**Task to complete**:
Show each line of the data below that has the string "Insert" in it.

**Material for this exercise**:

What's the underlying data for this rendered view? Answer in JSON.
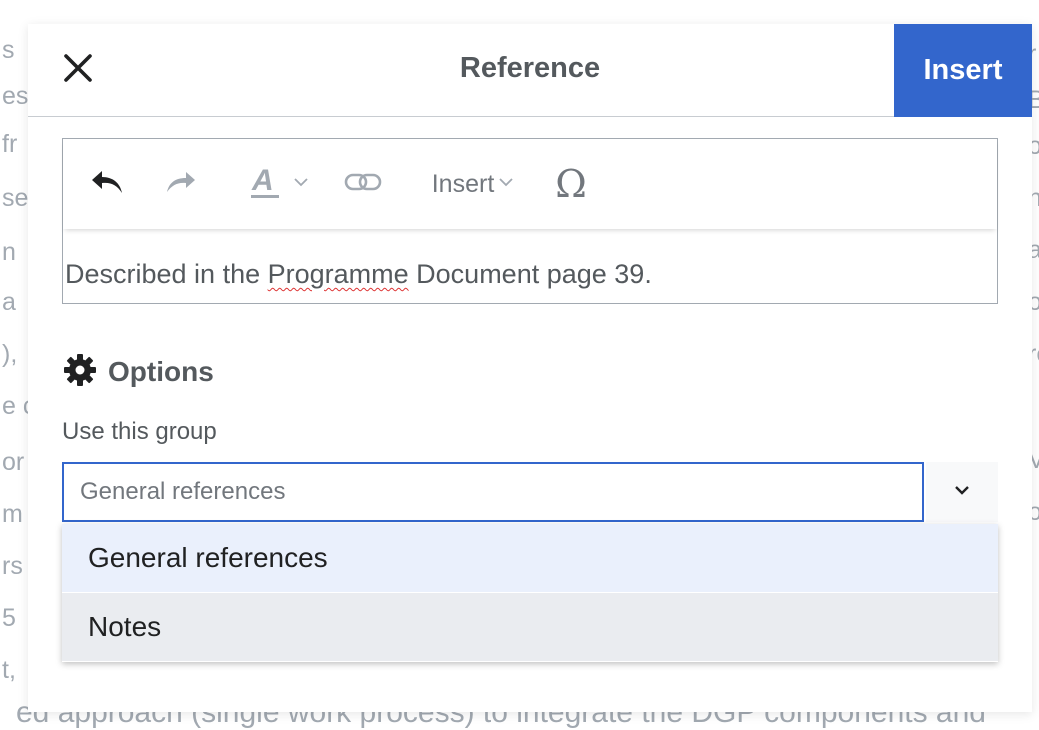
{
  "background": {
    "left_fragments": [
      "s",
      "es",
      "fr",
      "se",
      "n",
      "a",
      "),",
      "e c",
      "or",
      "m",
      "rs",
      "5",
      "t,"
    ],
    "right_fragments": [
      "r",
      "B",
      "or",
      "n",
      "a",
      "or",
      "re",
      "",
      "V",
      "o",
      "",
      "",
      ""
    ],
    "bottom_line": "ed approach (single work process) to integrate the DGP components and"
  },
  "dialog": {
    "title": "Reference",
    "close_label": "Close",
    "insert_label": "Insert"
  },
  "toolbar": {
    "undo_icon": "undo-icon",
    "redo_icon": "redo-icon",
    "style_icon": "text-style-icon",
    "link_icon": "link-icon",
    "insert_menu_label": "Insert",
    "special_char_label": "Ω"
  },
  "editor": {
    "text_before": "Described in the ",
    "text_misspelled": "Programme",
    "text_after": " Document page 39."
  },
  "options": {
    "title": "Options",
    "group_label": "Use this group",
    "group_value": "General references",
    "dropdown_options": [
      "General references",
      "Notes"
    ]
  },
  "colors": {
    "accent": "#3366cc",
    "title_text": "#54595d",
    "highlight": "#eaf0fc"
  }
}
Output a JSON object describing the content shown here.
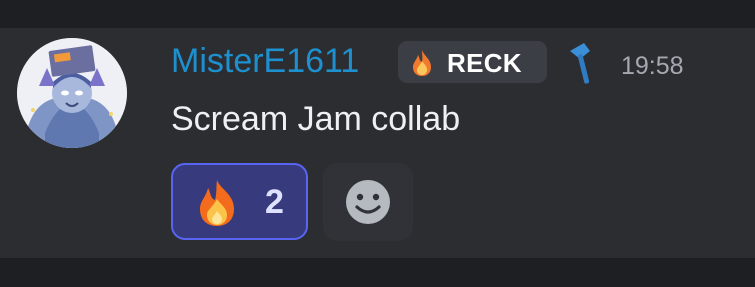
{
  "message": {
    "username": "MisterE1611",
    "tag": "RECK",
    "timestamp": "19:58",
    "content": "Scream Jam collab",
    "reaction": {
      "emoji": "fire",
      "count": "2"
    }
  },
  "icons": {
    "tag_badge": "fire-icon",
    "role": "pickaxe-icon",
    "reaction": "fire-emoji",
    "add_reaction": "smiley-icon"
  },
  "colors": {
    "username": "#1e90cf",
    "reaction_border": "#5865f2",
    "reaction_bg": "#373a7c",
    "message_bg": "#2b2d31"
  }
}
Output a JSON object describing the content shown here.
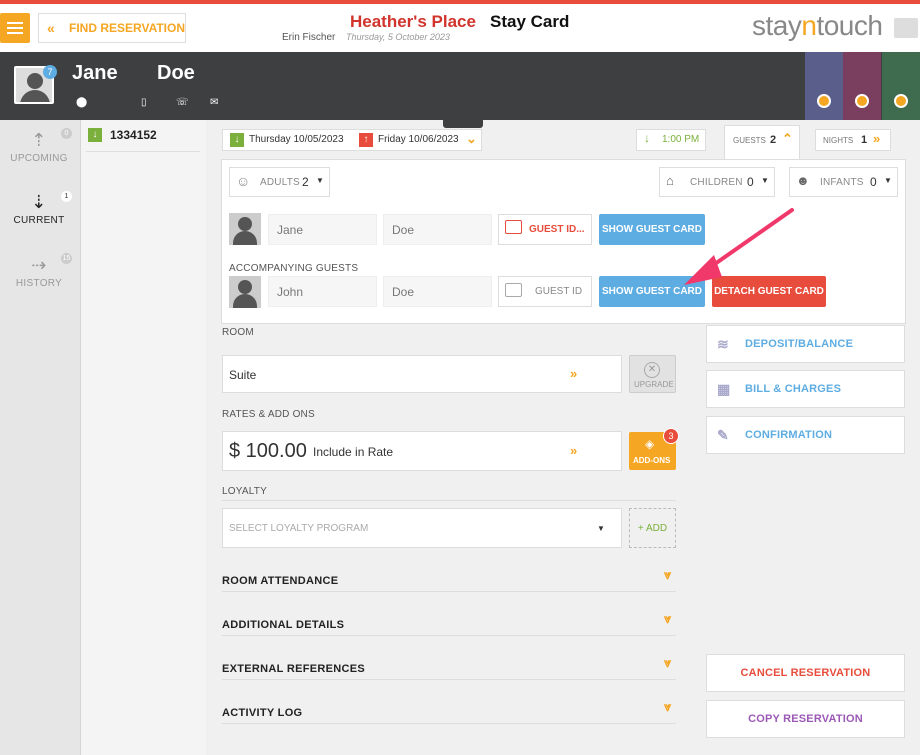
{
  "header": {
    "find_label": "FIND RESERVATION",
    "hotel_name": "Heather's Place",
    "page_title": "Stay Card",
    "user_name": "Erin Fischer",
    "business_date": "Thursday, 5 October 2023",
    "logo_part1": "stay",
    "logo_part2": "n",
    "logo_part3": "touch"
  },
  "guest": {
    "first_name": "Jane",
    "last_name": "Doe",
    "avatar_badge": "7"
  },
  "sidebar": {
    "items": [
      {
        "label": "UPCOMING",
        "count": "0"
      },
      {
        "label": "CURRENT",
        "count": "1"
      },
      {
        "label": "HISTORY",
        "count": "15"
      }
    ]
  },
  "reservation": {
    "number": "1334152",
    "arrival": "Thursday 10/05/2023",
    "departure": "Friday 10/06/2023",
    "time": "1:00 PM",
    "guests_label": "GUESTS",
    "guests_value": "2",
    "nights_label": "NIGHTS",
    "nights_value": "1"
  },
  "guests_panel": {
    "adults_label": "ADULTS",
    "adults_value": "2",
    "children_label": "CHILDREN",
    "children_value": "0",
    "infants_label": "INFANTS",
    "infants_value": "0",
    "primary": {
      "first": "Jane",
      "last": "Doe",
      "id_label": "GUEST ID...",
      "show_card": "SHOW GUEST CARD"
    },
    "accompanying_title": "ACCOMPANYING GUESTS",
    "accompanying": {
      "first": "John",
      "last": "Doe",
      "id_label": "GUEST ID",
      "show_card": "SHOW GUEST CARD",
      "detach": "DETACH GUEST CARD"
    }
  },
  "room": {
    "section_label": "ROOM",
    "type": "Suite",
    "upgrade_label": "UPGRADE"
  },
  "rates": {
    "section_label": "RATES & ADD ONS",
    "amount": "$ 100.00",
    "rate_name": "Include in Rate",
    "addons_label": "ADD-ONS",
    "addons_count": "3"
  },
  "loyalty": {
    "section_label": "LOYALTY",
    "placeholder": "SELECT LOYALTY PROGRAM",
    "add_label": "+ ADD"
  },
  "sections": [
    "ROOM ATTENDANCE",
    "ADDITIONAL DETAILS",
    "EXTERNAL REFERENCES",
    "ACTIVITY LOG"
  ],
  "right_actions": {
    "deposit": "DEPOSIT/BALANCE",
    "bill": "BILL & CHARGES",
    "confirmation": "CONFIRMATION",
    "cancel": "CANCEL RESERVATION",
    "copy": "COPY RESERVATION"
  },
  "colors": {
    "accent": "#f5a623",
    "danger": "#e74c3c",
    "info": "#5dade2",
    "purple": "#9b59b6",
    "annotation": "#f0386b"
  }
}
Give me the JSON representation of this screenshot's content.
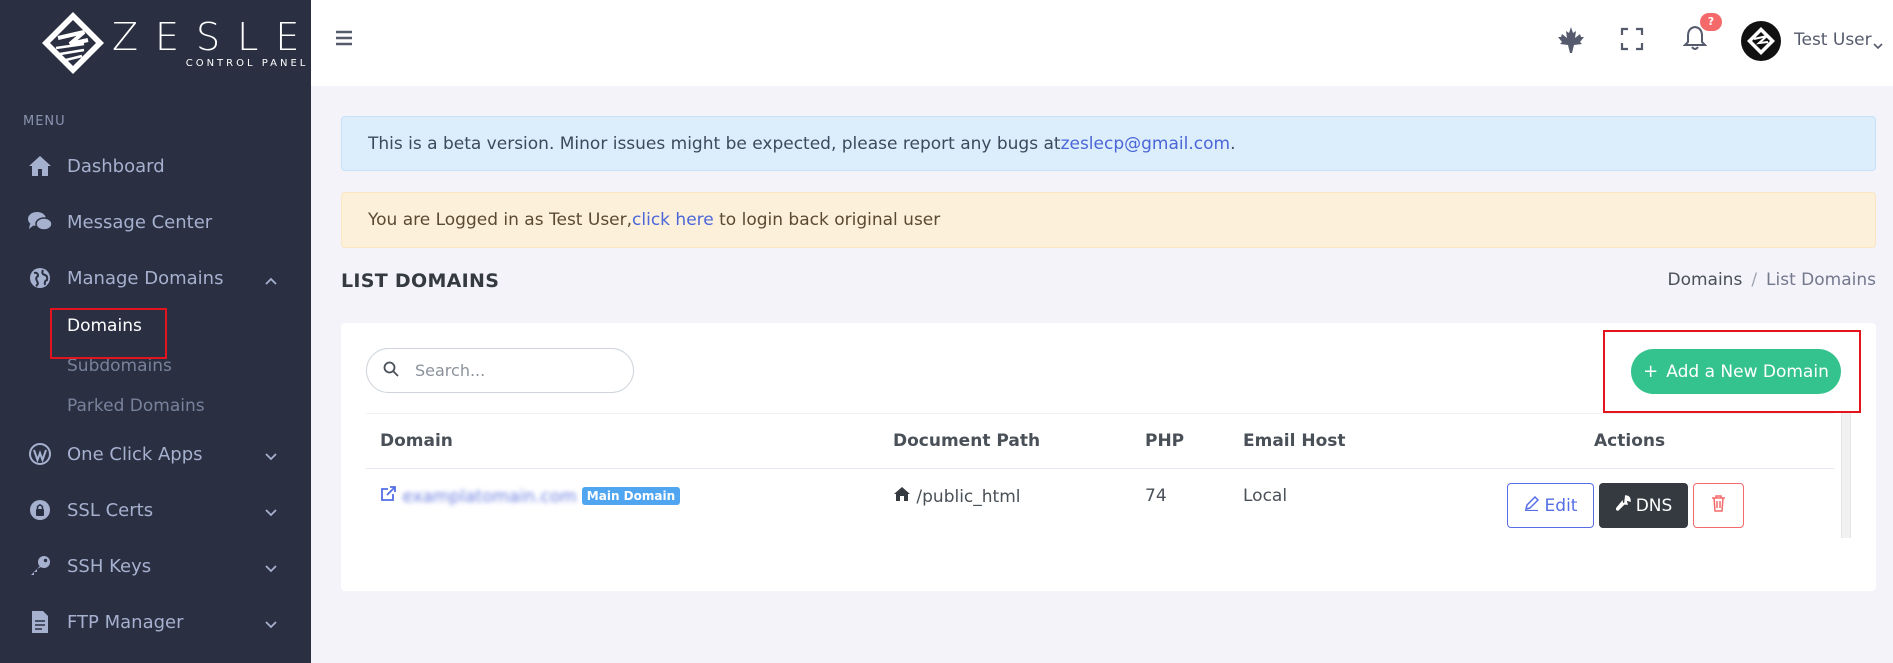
{
  "brand": {
    "name": "ZESLE",
    "subtitle": "CONTROL PANEL"
  },
  "sidebar": {
    "menu_title": "MENU",
    "items": [
      {
        "label": "Dashboard",
        "icon": "home-icon"
      },
      {
        "label": "Message Center",
        "icon": "chat-icon"
      },
      {
        "label": "Manage Domains",
        "icon": "globe-icon",
        "expanded": true,
        "children": [
          "Domains",
          "Subdomains",
          "Parked Domains"
        ],
        "active_child": "Domains"
      },
      {
        "label": "One Click Apps",
        "icon": "wordpress-icon"
      },
      {
        "label": "SSL Certs",
        "icon": "lock-icon"
      },
      {
        "label": "SSH Keys",
        "icon": "key-icon"
      },
      {
        "label": "FTP Manager",
        "icon": "file-icon"
      }
    ]
  },
  "topbar": {
    "notification_count": "?",
    "user_name": "Test User"
  },
  "alerts": {
    "info_text": "This is a beta version. Minor issues might be expected, please report any bugs at ",
    "info_email": "zeslecp@gmail.com",
    "info_end": ".",
    "warn_text": "You are Logged in as Test User, ",
    "warn_link": "click here",
    "warn_end": " to login back original user"
  },
  "page": {
    "title": "LIST DOMAINS",
    "breadcrumb": [
      "Domains",
      "List Domains"
    ]
  },
  "search": {
    "placeholder": "Search..."
  },
  "add_button": "Add a New Domain",
  "table": {
    "headers": [
      "Domain",
      "Document Path",
      "PHP",
      "Email Host",
      "Actions"
    ],
    "rows": [
      {
        "domain": "examplatomain.com",
        "badge": "Main Domain",
        "path": "/public_html",
        "php": "74",
        "email_host": "Local"
      }
    ],
    "actions": {
      "edit": "Edit",
      "dns": "DNS"
    }
  },
  "colors": {
    "sidebar": "#2a3042",
    "success": "#34c38f",
    "primary": "#556ee6",
    "danger": "#f46a6a",
    "highlight": "#e3141d"
  }
}
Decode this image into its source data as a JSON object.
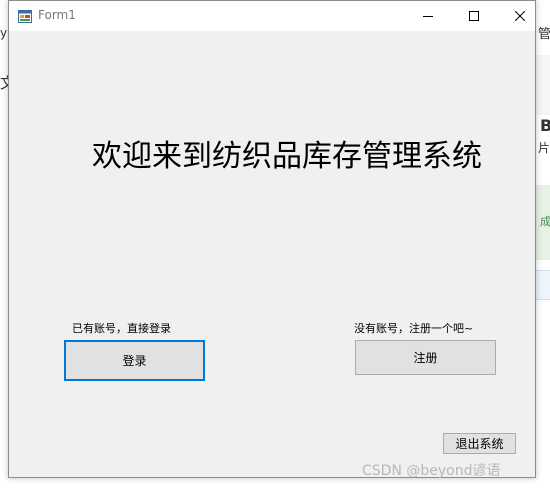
{
  "window": {
    "title": "Form1"
  },
  "main": {
    "welcome_title": "欢迎来到纺织品库存管理系统",
    "login_hint": "已有账号，直接登录",
    "register_hint": "没有账号，注册一个吧~",
    "login_button": "登录",
    "register_button": "注册",
    "exit_button": "退出系统"
  },
  "background": {
    "fragment_y": "y",
    "fragment_wen": "文",
    "fragment_guan": "管",
    "fragment_b": "B",
    "fragment_pian": "片",
    "fragment_cheng": "成"
  },
  "watermark": {
    "text": "CSDN @beyond谚语"
  },
  "colors": {
    "accent": "#0078d7",
    "button_face": "#e1e1e1",
    "form_back": "#f0f0f0"
  },
  "icons": {
    "app": "winforms-app-icon",
    "minimize": "minimize-icon",
    "maximize": "maximize-icon",
    "close": "close-icon"
  }
}
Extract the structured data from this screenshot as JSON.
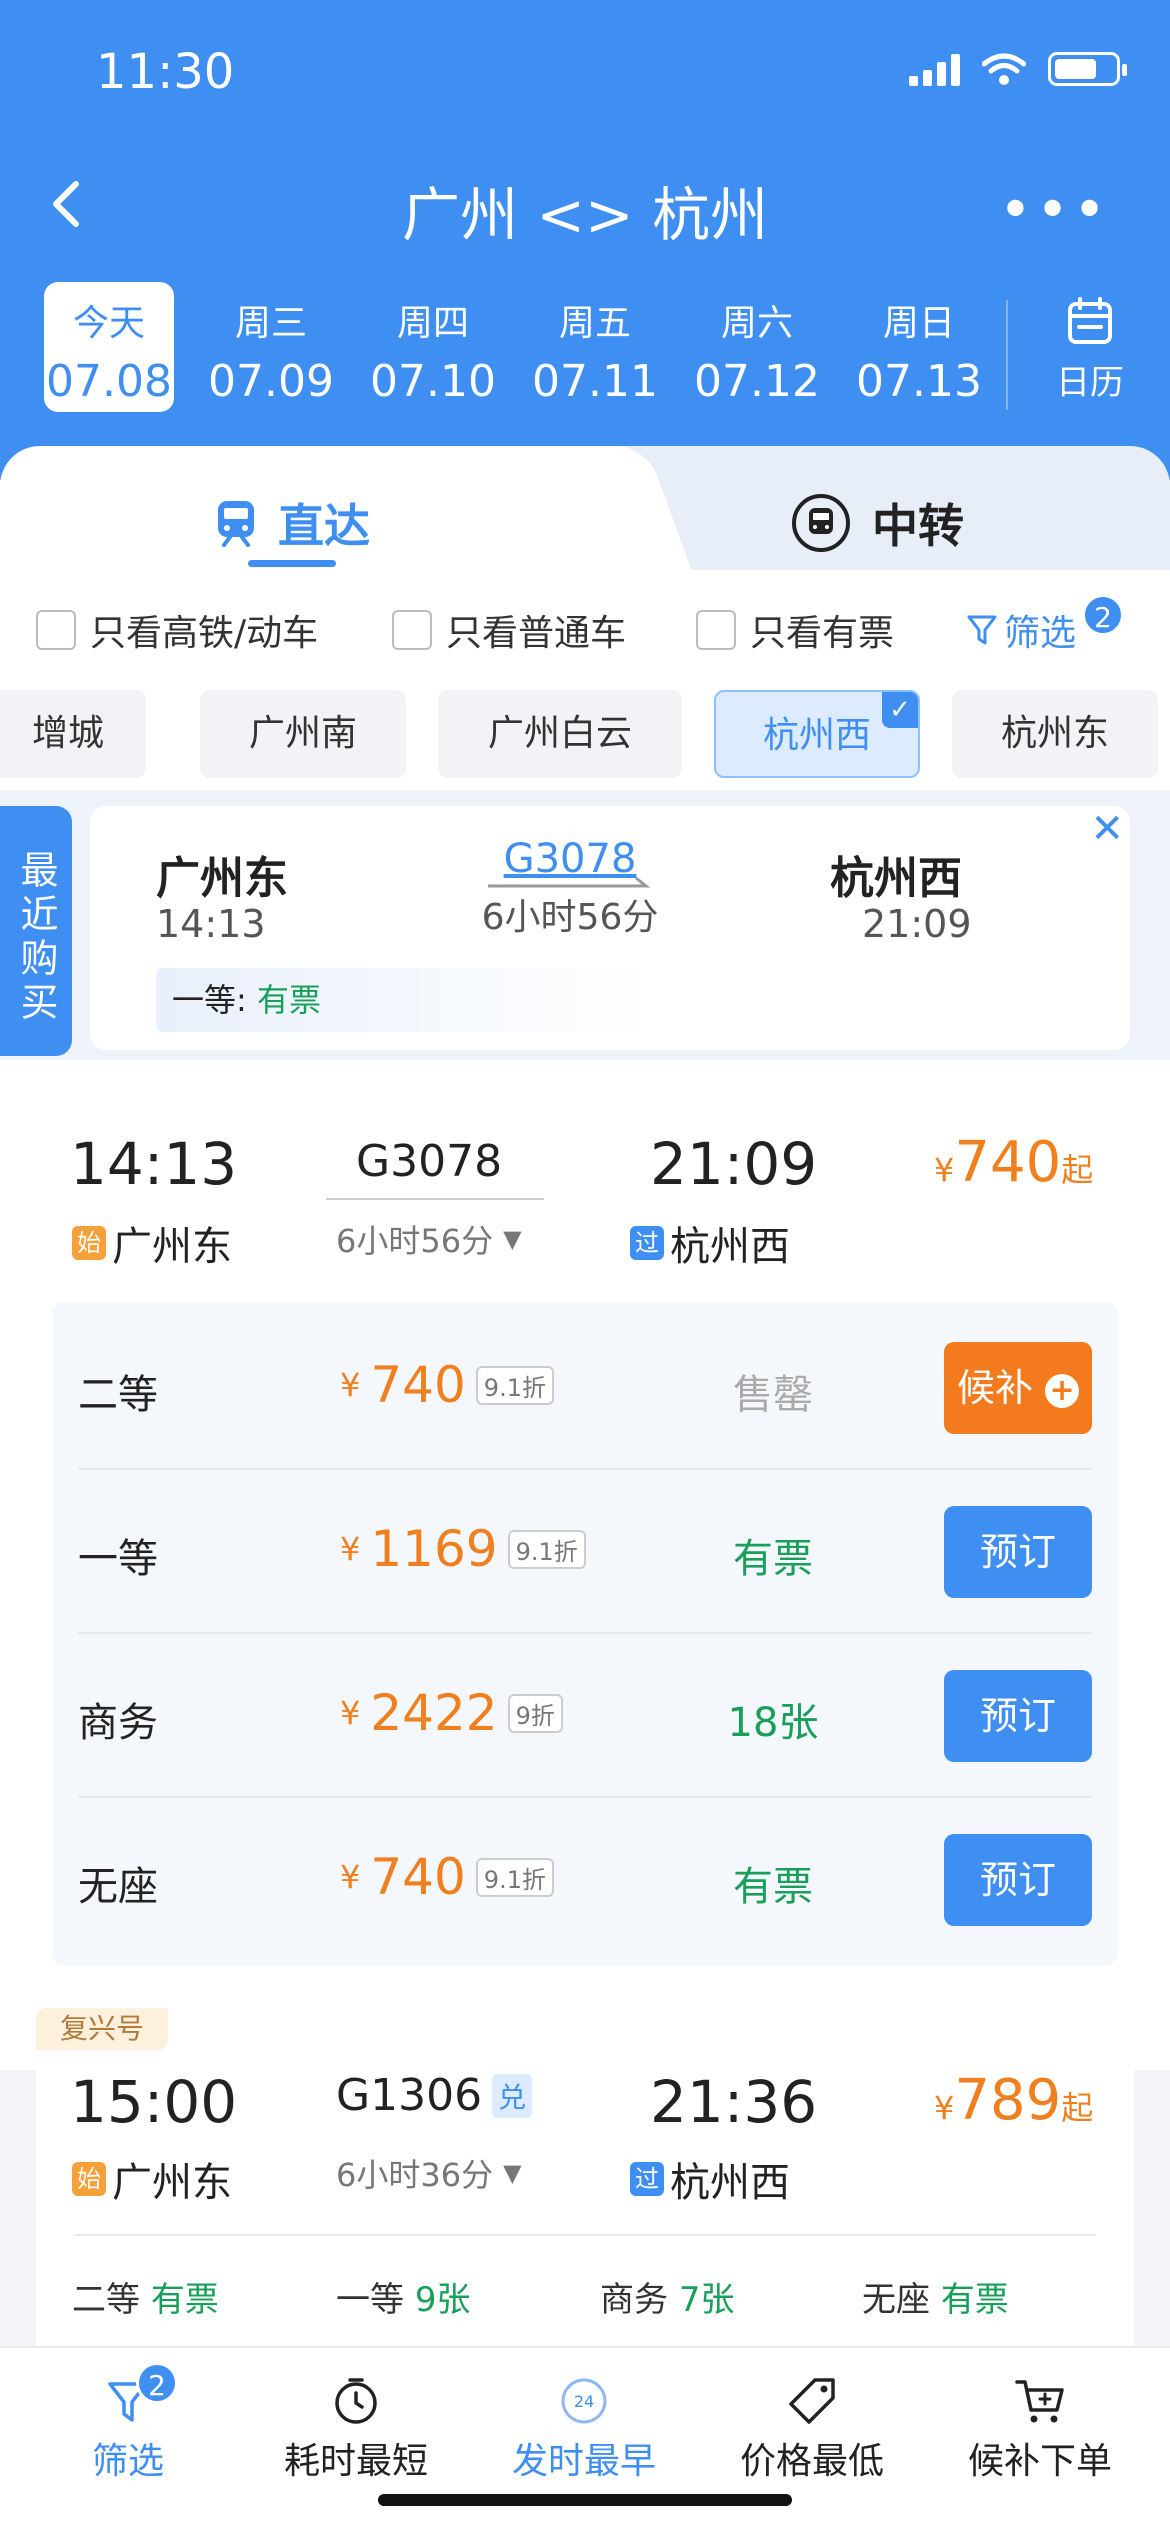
{
  "status": {
    "time": "11:30"
  },
  "header": {
    "title": "广州 <> 杭州",
    "more": "•••"
  },
  "dates": [
    {
      "weekday": "今天",
      "date": "07.08",
      "active": true
    },
    {
      "weekday": "周三",
      "date": "07.09"
    },
    {
      "weekday": "周四",
      "date": "07.10"
    },
    {
      "weekday": "周五",
      "date": "07.11"
    },
    {
      "weekday": "周六",
      "date": "07.12"
    },
    {
      "weekday": "周日",
      "date": "07.13"
    }
  ],
  "calendar_label": "日历",
  "tabs": {
    "direct": "直达",
    "transfer": "中转"
  },
  "filters": {
    "high_speed": "只看高铁/动车",
    "normal": "只看普通车",
    "available": "只看有票",
    "filter_label": "筛选",
    "filter_count": "2"
  },
  "stations": [
    "增城",
    "广州南",
    "广州白云",
    "杭州西",
    "杭州东"
  ],
  "recent": {
    "tag": "最近购买",
    "from": "广州东",
    "from_time": "14:13",
    "train": "G3078",
    "duration": "6小时56分",
    "to": "杭州西",
    "to_time": "21:09",
    "seat_label": "一等:",
    "seat_status": "有票"
  },
  "train1": {
    "dep_time": "14:13",
    "dep_station": "广州东",
    "dep_tag": "始",
    "train_no": "G3078",
    "duration": "6小时56分",
    "arr_time": "21:09",
    "arr_station": "杭州西",
    "arr_tag": "过",
    "price_cur": "¥",
    "price": "740",
    "price_suffix": "起",
    "seats": [
      {
        "name": "二等",
        "cur": "¥",
        "price": "740",
        "discount": "9.1折",
        "status": "售罄",
        "button": "候补"
      },
      {
        "name": "一等",
        "cur": "¥",
        "price": "1169",
        "discount": "9.1折",
        "status": "有票",
        "button": "预订"
      },
      {
        "name": "商务",
        "cur": "¥",
        "price": "2422",
        "discount": "9折",
        "status": "18张",
        "button": "预订"
      },
      {
        "name": "无座",
        "cur": "¥",
        "price": "740",
        "discount": "9.1折",
        "status": "有票",
        "button": "预订"
      }
    ]
  },
  "train2": {
    "tag": "复兴号",
    "dep_time": "15:00",
    "dep_station": "广州东",
    "dep_tag": "始",
    "train_no": "G1306",
    "train_badge": "兑",
    "duration": "6小时36分",
    "arr_time": "21:36",
    "arr_station": "杭州西",
    "arr_tag": "过",
    "price_cur": "¥",
    "price": "789",
    "price_suffix": "起",
    "seats": [
      {
        "name": "二等",
        "status": "有票"
      },
      {
        "name": "一等",
        "status": "9张"
      },
      {
        "name": "商务",
        "status": "7张"
      },
      {
        "name": "无座",
        "status": "有票"
      }
    ]
  },
  "bottom_bar": {
    "filter": "筛选",
    "filter_count": "2",
    "shortest": "耗时最短",
    "earliest": "发时最早",
    "earliest_icon_text": "24",
    "cheapest": "价格最低",
    "waitlist": "候补下单"
  }
}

**Response**:
    "insert_label": "Insert"
    "insert_menu_label": "Insert",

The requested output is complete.